* [WHAT IS BEING ASKED]:
Reproduce the items below word for word, from their very first line down to and including the line that contains "- force-local-ip-input[interactable]: [1411, 572, 1737, 600]".

### DATA TO PROCESS

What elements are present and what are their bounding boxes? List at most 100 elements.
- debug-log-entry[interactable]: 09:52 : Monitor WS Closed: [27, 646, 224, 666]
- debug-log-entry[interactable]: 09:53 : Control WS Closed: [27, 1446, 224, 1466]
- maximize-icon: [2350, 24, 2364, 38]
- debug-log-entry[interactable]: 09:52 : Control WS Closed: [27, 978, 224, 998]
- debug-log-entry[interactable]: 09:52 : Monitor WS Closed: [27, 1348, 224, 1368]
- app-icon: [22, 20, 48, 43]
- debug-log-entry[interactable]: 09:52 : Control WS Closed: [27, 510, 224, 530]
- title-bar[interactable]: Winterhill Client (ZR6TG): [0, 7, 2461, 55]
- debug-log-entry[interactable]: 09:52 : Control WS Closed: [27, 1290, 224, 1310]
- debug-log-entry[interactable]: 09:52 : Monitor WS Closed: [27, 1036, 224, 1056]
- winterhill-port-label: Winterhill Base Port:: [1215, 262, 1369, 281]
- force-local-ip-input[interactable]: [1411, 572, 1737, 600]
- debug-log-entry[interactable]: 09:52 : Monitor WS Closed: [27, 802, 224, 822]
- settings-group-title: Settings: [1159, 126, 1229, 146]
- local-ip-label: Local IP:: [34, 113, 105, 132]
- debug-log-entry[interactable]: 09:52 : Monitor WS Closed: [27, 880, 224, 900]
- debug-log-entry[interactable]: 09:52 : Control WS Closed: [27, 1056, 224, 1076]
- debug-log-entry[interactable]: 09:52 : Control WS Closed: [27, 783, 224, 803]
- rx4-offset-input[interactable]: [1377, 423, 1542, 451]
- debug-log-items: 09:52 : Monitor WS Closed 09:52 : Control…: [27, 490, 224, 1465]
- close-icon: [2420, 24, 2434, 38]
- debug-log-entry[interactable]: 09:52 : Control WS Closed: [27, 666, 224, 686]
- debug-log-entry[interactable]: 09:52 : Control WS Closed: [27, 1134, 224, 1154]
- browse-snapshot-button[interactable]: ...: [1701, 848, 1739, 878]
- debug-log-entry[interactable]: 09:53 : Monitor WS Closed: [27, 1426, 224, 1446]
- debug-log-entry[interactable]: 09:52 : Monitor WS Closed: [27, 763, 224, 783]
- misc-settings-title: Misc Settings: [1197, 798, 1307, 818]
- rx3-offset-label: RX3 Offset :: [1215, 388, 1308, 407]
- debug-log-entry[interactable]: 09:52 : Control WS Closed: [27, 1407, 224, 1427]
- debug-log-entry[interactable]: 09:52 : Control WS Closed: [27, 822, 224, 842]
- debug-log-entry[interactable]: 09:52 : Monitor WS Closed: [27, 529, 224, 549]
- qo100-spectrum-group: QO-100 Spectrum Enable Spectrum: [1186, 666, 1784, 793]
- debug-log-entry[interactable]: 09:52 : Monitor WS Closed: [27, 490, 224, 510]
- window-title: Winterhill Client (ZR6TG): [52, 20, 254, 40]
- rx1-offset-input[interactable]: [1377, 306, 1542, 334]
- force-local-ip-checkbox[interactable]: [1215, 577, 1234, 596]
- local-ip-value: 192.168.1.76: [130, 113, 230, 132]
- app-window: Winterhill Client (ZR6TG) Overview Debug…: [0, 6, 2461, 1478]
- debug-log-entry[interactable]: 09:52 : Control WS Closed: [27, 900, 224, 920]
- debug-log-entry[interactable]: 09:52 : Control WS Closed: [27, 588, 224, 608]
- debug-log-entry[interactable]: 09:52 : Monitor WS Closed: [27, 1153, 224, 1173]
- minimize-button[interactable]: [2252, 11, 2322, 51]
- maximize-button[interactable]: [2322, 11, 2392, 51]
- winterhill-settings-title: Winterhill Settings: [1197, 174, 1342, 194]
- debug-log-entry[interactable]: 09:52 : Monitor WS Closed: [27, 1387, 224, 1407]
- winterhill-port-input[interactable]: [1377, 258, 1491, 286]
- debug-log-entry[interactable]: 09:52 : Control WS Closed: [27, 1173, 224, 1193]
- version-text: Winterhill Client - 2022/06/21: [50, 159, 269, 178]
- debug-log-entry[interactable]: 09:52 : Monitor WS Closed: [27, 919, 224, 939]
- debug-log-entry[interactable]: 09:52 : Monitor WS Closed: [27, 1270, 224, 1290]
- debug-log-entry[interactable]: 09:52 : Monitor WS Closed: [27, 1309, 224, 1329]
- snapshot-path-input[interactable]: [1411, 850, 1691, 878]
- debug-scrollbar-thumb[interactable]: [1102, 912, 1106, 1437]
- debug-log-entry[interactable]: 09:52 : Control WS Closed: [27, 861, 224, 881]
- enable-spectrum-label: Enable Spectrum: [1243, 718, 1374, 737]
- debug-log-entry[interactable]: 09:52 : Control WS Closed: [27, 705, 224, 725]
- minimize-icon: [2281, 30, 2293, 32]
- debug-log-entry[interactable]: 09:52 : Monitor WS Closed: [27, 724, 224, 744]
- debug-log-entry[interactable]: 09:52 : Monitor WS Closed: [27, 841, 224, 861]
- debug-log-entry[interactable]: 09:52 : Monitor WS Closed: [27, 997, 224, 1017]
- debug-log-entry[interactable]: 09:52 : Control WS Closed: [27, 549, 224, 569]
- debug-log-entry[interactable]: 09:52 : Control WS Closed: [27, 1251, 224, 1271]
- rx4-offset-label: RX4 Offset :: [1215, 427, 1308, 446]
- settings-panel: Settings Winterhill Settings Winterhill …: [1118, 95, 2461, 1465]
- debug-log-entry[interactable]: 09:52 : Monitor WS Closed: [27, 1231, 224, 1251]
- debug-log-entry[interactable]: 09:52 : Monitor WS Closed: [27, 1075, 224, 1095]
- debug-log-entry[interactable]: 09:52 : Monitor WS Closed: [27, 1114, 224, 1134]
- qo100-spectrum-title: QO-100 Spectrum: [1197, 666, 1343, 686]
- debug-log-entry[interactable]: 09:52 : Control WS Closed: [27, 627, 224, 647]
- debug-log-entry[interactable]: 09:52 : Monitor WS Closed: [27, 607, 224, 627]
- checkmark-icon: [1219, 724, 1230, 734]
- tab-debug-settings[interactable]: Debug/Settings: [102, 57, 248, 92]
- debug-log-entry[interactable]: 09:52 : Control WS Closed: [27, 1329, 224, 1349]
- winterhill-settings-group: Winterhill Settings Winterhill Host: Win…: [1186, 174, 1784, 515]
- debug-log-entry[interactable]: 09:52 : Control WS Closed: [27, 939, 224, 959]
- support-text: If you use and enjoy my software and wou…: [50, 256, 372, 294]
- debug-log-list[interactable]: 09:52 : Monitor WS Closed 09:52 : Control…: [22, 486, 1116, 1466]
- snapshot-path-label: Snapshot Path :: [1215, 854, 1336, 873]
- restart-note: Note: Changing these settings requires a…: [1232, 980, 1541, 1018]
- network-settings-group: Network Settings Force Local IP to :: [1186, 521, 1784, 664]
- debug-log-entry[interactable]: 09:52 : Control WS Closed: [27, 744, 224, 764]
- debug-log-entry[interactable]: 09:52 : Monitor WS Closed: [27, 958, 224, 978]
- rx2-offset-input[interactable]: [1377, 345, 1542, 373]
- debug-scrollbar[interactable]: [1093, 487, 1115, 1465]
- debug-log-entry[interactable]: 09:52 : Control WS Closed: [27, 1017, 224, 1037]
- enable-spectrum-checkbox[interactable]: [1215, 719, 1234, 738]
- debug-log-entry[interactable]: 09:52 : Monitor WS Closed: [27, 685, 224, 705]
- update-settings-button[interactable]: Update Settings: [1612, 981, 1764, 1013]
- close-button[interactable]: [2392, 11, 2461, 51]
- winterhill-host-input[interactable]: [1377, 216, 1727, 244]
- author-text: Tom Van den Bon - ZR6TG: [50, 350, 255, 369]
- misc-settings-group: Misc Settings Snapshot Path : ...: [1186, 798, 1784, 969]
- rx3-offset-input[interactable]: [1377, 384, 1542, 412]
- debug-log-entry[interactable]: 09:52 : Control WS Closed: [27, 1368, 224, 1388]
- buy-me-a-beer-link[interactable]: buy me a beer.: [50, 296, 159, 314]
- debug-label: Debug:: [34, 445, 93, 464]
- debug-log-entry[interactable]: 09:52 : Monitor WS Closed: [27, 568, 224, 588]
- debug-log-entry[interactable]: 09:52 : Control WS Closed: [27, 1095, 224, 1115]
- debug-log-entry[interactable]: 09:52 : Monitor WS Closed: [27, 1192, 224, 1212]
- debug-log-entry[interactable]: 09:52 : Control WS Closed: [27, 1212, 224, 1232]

######

* [TASK RESPONSE]:
What elements are present and what are their bounding boxes? List at most 100 elements.
- debug-log-entry[interactable]: 09:52 : Monitor WS Closed: [27, 646, 224, 666]
- debug-log-entry[interactable]: 09:53 : Control WS Closed: [27, 1446, 224, 1466]
- maximize-icon: [2350, 24, 2364, 38]
- debug-log-entry[interactable]: 09:52 : Control WS Closed: [27, 978, 224, 998]
- debug-log-entry[interactable]: 09:52 : Monitor WS Closed: [27, 1348, 224, 1368]
- app-icon: [22, 20, 48, 43]
- debug-log-entry[interactable]: 09:52 : Control WS Closed: [27, 510, 224, 530]
- title-bar[interactable]: Winterhill Client (ZR6TG): [0, 7, 2461, 55]
- debug-log-entry[interactable]: 09:52 : Control WS Closed: [27, 1290, 224, 1310]
- debug-log-entry[interactable]: 09:52 : Monitor WS Closed: [27, 1036, 224, 1056]
- winterhill-port-label: Winterhill Base Port:: [1215, 262, 1369, 281]
- force-local-ip-input[interactable]: [1411, 572, 1737, 600]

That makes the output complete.